- Task prompt
From the listing below, extract each line containing the string "your".

- Material for this task
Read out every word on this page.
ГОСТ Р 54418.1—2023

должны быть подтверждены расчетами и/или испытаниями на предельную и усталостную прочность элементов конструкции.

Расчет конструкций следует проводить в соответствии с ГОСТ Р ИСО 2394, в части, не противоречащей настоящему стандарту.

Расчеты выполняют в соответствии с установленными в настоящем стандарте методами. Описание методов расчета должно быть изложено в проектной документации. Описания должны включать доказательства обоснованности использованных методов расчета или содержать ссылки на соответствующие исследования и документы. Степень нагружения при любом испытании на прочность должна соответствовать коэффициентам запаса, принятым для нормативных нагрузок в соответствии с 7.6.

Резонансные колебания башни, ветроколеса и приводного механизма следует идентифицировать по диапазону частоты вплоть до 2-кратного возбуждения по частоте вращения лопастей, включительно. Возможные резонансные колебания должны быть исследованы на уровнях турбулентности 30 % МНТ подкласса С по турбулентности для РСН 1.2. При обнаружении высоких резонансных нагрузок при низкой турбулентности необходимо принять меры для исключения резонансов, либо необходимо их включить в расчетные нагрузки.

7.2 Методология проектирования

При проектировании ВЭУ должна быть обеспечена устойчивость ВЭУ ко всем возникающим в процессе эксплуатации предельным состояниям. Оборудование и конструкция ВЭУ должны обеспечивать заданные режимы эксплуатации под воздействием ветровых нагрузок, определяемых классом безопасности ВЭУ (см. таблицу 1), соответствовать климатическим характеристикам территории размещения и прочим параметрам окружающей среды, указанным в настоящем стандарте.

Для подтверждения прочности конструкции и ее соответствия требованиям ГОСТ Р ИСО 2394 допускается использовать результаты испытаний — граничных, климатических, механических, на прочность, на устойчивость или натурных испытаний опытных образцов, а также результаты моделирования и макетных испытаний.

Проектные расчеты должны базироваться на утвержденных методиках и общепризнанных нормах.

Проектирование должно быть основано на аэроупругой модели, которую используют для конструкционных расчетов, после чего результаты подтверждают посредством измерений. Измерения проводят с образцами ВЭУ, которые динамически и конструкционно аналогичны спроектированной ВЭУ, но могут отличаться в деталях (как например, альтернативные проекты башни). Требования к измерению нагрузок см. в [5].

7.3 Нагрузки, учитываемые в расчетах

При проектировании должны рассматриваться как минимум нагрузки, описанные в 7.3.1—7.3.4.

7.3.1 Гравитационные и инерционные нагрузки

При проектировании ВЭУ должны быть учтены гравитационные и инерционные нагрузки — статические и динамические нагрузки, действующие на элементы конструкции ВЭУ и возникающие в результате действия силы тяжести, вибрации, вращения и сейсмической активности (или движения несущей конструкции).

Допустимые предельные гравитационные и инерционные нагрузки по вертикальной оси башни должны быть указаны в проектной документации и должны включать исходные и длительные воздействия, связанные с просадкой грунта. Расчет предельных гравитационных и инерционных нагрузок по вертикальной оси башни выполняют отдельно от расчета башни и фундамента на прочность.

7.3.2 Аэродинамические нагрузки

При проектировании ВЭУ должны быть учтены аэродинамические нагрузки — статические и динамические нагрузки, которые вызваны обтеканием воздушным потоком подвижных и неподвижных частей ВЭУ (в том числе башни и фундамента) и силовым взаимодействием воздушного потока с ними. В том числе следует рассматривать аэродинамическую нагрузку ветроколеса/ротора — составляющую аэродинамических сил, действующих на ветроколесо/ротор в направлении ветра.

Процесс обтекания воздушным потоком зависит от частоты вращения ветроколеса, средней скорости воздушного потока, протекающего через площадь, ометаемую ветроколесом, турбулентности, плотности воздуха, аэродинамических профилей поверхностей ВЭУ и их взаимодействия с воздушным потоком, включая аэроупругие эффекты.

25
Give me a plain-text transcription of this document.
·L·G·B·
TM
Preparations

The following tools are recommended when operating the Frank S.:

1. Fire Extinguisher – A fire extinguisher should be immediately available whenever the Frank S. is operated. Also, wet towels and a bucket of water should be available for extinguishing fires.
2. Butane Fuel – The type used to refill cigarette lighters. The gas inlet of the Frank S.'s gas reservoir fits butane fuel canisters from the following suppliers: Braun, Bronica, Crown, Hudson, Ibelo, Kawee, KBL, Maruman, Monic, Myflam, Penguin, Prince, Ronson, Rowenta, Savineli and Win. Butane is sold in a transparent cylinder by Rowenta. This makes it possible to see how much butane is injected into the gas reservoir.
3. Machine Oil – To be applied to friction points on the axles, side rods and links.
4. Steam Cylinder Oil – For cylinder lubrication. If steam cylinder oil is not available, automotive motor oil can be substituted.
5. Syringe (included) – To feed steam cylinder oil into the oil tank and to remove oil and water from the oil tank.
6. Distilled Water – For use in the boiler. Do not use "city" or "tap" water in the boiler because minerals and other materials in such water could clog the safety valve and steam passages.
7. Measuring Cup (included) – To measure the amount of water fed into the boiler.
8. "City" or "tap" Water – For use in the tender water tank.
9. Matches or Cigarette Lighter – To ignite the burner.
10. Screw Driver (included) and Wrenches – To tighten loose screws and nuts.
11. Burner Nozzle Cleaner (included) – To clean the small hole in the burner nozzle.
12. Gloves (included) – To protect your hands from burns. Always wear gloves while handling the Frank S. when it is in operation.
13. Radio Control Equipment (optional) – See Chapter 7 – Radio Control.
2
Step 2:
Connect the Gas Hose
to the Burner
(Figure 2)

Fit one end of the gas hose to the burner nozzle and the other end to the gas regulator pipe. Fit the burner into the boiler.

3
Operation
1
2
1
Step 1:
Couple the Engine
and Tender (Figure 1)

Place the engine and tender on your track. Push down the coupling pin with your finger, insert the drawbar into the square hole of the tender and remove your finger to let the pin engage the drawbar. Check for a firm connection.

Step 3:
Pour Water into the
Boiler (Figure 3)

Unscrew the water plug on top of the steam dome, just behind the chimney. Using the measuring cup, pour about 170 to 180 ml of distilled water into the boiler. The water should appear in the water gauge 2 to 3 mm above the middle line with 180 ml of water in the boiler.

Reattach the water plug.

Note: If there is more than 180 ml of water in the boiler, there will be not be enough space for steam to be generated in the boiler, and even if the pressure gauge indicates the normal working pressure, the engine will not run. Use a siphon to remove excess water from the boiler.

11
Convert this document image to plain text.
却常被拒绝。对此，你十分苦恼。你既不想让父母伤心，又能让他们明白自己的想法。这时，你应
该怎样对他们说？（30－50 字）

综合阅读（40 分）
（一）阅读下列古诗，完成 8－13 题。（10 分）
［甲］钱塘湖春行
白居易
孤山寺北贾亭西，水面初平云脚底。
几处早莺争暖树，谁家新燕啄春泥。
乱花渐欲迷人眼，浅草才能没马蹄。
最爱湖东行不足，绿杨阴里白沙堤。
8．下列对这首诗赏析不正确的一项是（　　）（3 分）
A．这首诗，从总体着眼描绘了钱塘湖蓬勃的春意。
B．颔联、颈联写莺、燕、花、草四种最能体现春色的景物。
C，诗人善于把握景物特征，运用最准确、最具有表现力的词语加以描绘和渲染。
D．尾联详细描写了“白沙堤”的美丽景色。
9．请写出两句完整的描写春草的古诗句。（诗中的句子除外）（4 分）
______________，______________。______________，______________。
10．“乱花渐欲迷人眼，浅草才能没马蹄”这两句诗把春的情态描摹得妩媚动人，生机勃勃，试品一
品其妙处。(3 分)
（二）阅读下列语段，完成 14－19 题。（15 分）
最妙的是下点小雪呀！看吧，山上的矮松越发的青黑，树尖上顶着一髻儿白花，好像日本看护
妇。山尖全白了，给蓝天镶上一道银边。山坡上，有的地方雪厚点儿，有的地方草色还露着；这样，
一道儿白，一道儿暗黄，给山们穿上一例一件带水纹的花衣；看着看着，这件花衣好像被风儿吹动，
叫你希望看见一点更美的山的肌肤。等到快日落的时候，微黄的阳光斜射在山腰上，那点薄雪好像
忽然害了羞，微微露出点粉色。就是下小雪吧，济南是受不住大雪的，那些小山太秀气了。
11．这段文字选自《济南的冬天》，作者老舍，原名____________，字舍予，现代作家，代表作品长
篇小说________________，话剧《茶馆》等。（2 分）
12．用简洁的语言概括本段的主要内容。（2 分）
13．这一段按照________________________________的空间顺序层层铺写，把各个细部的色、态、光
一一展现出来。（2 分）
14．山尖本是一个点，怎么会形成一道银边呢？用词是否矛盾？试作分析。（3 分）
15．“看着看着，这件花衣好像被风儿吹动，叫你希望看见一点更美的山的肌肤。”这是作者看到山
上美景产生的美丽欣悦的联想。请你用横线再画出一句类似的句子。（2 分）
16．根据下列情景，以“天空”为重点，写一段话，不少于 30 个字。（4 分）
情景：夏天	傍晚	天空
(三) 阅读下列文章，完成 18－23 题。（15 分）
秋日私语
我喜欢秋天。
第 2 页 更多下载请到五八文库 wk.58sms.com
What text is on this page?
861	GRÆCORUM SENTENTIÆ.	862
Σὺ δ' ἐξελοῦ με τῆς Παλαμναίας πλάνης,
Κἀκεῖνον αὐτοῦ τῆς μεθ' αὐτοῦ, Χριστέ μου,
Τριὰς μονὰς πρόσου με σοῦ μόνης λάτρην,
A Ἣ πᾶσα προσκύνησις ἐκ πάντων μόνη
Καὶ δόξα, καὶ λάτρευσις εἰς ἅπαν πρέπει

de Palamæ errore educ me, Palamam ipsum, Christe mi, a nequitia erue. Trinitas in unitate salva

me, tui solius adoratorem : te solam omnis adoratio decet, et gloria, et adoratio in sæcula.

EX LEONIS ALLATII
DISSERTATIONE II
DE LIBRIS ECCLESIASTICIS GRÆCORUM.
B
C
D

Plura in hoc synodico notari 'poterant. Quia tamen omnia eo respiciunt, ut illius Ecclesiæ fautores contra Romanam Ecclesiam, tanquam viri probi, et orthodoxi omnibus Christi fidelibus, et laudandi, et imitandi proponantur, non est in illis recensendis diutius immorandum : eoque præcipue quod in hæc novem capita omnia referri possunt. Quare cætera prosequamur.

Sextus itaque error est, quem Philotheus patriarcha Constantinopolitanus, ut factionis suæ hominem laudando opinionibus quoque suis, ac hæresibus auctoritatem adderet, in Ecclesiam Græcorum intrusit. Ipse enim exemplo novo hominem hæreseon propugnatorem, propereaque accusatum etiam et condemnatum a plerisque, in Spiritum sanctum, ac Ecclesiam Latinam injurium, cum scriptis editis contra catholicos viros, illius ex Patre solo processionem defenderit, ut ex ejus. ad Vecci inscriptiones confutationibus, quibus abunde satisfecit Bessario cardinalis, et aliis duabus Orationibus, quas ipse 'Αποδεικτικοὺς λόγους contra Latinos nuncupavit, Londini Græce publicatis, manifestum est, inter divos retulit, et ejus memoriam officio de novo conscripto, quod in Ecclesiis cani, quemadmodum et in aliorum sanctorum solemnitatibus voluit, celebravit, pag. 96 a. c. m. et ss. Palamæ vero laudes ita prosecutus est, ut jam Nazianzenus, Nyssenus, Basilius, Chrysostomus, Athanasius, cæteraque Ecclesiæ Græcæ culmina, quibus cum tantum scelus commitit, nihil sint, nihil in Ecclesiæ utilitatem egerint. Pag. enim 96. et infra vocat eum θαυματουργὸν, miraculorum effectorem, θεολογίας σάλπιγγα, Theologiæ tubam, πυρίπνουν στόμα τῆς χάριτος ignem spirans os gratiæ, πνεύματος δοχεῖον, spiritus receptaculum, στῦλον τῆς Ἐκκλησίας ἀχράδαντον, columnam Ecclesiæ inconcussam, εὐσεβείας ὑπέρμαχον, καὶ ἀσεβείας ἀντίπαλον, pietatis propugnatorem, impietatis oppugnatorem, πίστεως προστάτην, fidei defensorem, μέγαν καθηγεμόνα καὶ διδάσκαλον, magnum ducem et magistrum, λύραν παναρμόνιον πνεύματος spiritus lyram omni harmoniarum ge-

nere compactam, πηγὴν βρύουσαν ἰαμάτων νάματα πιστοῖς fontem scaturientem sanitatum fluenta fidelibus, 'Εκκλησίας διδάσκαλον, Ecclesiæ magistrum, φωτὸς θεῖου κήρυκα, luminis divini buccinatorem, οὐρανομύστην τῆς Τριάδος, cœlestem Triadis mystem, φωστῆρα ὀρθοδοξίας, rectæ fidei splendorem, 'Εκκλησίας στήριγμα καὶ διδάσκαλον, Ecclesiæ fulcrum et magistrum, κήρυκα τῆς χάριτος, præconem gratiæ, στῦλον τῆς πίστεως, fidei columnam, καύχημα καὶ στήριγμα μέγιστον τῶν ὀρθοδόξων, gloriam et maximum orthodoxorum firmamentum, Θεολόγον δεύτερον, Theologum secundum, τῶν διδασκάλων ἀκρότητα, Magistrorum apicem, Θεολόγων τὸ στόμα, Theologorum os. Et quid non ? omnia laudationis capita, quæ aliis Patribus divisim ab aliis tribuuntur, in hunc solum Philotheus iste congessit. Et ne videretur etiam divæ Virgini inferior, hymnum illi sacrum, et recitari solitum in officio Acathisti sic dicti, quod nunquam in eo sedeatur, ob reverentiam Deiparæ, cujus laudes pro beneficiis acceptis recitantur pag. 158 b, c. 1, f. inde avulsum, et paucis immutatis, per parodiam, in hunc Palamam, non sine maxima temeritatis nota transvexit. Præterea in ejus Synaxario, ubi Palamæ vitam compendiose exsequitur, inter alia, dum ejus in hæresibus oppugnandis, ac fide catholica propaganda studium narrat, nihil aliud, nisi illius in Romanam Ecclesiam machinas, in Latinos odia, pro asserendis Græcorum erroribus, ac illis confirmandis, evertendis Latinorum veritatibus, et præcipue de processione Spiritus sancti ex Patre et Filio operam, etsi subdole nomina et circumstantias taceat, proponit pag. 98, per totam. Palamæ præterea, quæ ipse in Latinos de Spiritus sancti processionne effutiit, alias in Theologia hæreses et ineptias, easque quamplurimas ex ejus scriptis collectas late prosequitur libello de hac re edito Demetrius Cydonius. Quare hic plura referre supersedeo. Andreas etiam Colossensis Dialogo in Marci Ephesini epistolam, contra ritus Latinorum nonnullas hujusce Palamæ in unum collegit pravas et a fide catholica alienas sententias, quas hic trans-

- Final result
12. Gloves (included) – To protect your hands from burns. Always wear gloves while handling the Frank S. when it is in operation.
Place the engine and tender on your track. Push down the coupling pin with your finger, insert the drawbar into the square hole of the tender and remove your finger to let the pin engage the drawbar. Check for a firm connection.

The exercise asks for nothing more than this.